__Exercise__:
State the number of lines where "ante" appears. Add nothing else.

───── Given records

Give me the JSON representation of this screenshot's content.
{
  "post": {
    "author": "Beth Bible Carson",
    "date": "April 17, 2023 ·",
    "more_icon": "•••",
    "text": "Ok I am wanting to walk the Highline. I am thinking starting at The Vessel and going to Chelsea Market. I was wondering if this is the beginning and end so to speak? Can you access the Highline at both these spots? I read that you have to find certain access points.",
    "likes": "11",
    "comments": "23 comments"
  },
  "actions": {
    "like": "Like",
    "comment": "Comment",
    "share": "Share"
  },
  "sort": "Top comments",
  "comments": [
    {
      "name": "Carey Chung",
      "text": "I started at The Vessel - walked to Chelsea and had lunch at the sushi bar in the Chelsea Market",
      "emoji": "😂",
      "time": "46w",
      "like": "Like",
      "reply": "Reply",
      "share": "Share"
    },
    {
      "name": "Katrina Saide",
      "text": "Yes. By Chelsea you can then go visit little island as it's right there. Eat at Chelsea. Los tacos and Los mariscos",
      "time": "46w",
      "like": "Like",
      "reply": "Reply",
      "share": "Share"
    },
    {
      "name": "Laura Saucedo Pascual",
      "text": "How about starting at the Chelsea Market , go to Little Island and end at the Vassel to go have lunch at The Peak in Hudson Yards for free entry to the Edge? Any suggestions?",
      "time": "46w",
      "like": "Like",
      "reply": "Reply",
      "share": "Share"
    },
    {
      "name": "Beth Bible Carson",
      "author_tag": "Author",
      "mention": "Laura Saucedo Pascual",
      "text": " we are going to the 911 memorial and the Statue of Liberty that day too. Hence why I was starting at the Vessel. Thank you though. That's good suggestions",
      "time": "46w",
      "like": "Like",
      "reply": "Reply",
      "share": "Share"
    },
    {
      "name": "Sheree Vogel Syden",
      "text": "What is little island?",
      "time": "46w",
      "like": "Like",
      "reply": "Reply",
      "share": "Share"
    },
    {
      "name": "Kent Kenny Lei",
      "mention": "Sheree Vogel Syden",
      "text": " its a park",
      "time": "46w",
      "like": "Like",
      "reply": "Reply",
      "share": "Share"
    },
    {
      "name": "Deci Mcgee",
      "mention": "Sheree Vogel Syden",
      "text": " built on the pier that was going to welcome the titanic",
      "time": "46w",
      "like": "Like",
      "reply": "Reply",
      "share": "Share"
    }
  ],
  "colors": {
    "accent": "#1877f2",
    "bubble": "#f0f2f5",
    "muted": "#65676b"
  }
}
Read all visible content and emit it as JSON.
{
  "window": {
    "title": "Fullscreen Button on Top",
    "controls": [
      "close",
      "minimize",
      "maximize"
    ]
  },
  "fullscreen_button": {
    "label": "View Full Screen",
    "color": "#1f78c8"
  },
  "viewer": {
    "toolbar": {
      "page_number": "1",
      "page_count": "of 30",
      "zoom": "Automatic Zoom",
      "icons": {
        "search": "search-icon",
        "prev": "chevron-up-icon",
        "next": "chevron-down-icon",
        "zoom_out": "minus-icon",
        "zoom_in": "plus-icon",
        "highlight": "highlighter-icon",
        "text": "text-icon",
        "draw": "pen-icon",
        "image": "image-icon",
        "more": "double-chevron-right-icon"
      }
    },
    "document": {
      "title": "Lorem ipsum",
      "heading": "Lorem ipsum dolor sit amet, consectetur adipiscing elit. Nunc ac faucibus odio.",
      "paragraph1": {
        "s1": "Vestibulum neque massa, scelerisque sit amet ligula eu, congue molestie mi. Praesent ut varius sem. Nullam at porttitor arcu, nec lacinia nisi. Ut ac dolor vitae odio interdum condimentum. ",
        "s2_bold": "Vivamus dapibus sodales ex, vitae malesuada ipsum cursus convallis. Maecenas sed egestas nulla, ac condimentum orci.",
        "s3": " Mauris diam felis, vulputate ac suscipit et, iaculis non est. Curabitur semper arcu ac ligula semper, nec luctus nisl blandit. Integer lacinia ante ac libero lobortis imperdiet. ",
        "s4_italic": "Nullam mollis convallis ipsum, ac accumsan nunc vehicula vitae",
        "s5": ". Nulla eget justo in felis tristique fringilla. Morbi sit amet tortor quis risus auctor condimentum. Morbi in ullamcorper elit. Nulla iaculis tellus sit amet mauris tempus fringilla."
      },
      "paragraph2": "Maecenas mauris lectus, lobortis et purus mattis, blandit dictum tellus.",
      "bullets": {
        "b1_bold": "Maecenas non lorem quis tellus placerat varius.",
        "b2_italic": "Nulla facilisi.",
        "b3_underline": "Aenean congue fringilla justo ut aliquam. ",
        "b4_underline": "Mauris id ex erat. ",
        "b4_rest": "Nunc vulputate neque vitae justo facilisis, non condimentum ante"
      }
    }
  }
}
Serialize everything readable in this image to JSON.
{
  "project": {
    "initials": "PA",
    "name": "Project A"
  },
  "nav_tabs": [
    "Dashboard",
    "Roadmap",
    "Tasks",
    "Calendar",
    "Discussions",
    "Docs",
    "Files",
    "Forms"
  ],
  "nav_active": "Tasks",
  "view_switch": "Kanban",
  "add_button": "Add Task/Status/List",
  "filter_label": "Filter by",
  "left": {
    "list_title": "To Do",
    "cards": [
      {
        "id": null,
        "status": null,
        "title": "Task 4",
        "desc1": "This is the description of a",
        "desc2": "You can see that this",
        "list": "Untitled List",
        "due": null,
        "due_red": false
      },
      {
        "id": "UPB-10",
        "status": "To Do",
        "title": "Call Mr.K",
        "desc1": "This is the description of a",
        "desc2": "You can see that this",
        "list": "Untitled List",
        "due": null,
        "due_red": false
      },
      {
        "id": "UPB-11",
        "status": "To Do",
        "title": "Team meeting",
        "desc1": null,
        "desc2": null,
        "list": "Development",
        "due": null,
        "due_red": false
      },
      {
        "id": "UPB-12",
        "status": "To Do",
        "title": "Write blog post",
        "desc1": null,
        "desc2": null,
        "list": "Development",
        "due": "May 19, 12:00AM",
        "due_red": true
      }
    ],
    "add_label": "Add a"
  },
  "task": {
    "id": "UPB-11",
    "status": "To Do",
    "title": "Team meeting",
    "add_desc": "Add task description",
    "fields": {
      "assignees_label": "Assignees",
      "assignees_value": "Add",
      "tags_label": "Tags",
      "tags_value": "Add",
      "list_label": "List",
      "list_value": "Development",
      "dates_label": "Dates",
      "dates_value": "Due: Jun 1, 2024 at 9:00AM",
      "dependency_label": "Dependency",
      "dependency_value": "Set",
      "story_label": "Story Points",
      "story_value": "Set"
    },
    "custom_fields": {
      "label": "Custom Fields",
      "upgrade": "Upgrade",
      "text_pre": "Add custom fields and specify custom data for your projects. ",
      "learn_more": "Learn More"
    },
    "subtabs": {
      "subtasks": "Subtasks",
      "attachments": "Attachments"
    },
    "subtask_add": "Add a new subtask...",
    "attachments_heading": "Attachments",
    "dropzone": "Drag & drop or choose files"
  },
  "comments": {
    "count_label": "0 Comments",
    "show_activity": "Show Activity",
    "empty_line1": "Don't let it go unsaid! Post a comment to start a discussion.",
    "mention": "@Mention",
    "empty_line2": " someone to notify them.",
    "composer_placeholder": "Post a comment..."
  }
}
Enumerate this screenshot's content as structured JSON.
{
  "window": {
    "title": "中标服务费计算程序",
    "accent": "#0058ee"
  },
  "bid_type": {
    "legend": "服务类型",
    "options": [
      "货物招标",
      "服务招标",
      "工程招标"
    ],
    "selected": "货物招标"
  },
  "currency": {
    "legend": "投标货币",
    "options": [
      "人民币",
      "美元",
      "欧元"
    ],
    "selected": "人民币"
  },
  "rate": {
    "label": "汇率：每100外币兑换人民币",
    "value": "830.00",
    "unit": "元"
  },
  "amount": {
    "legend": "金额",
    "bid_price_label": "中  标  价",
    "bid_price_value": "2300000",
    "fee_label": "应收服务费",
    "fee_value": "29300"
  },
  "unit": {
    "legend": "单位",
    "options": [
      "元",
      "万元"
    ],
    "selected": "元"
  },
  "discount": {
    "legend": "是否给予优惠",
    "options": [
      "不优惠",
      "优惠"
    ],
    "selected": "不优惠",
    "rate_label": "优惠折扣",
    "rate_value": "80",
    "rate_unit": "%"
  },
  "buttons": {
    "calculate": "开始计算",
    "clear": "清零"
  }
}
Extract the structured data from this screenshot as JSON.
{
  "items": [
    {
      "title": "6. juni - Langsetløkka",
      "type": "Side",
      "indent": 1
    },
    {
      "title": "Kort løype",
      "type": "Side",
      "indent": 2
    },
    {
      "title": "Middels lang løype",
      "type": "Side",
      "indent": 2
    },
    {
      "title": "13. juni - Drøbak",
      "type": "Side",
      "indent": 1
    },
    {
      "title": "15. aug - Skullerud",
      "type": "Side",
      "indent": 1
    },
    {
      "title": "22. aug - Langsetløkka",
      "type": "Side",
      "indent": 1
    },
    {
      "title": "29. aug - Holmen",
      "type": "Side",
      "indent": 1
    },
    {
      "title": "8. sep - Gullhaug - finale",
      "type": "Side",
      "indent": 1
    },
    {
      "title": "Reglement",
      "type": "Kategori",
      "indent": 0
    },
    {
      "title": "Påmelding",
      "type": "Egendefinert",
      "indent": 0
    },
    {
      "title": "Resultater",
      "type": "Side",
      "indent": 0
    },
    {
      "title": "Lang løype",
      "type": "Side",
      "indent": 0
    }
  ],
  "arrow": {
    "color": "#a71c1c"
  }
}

──────────

__Response below__:
2